## Begin Extracted material
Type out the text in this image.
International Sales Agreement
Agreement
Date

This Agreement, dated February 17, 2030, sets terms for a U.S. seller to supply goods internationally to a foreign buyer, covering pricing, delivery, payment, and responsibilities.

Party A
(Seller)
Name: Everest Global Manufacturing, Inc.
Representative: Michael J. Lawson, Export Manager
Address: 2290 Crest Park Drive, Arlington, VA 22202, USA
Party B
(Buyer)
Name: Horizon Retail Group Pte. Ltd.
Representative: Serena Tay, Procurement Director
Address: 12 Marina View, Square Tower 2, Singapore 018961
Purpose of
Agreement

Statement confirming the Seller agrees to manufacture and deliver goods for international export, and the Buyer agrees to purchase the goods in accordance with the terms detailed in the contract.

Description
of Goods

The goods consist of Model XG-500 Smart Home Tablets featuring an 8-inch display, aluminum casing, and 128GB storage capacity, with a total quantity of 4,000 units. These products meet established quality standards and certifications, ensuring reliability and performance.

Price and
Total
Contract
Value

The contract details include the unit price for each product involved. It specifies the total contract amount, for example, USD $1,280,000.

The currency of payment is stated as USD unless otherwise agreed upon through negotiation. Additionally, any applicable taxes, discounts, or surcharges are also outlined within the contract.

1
## End Extracted material
## Begin Extracted material
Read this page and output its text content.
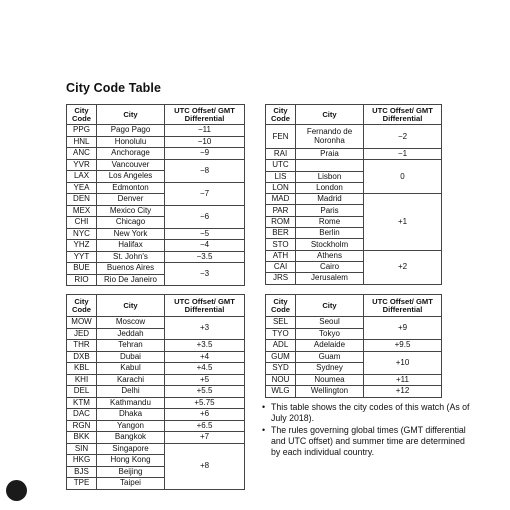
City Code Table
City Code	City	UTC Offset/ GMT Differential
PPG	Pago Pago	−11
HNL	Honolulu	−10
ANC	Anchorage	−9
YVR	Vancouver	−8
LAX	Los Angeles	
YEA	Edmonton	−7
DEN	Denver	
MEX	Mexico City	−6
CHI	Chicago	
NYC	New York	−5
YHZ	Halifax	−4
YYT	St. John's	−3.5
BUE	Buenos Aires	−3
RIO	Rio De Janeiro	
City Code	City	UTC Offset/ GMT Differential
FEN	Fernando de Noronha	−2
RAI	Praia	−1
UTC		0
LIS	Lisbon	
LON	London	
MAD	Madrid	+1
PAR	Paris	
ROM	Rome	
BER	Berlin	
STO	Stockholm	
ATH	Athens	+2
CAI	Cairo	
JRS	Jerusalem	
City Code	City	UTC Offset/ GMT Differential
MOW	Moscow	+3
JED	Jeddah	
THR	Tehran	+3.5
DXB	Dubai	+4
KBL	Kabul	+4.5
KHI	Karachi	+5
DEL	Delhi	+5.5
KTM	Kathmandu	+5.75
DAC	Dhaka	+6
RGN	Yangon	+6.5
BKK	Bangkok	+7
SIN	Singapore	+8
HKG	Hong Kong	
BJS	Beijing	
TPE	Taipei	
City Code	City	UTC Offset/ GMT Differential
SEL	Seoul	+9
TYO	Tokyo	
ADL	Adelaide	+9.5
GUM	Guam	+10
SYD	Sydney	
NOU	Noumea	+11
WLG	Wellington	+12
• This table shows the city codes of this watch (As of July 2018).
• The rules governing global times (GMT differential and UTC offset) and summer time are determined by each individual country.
## End Extracted material
## Begin Extracted material
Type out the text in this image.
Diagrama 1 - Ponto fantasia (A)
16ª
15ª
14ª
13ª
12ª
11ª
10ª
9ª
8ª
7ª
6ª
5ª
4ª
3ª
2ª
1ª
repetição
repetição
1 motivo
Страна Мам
## End Extracted material
**Problem description:** Search the listing for the string "Representative". Copy each line where it turns up.

**Full output:**
Representative: Michael J. Lawson, Export Manager
Representative: Serena Tay, Procurement Director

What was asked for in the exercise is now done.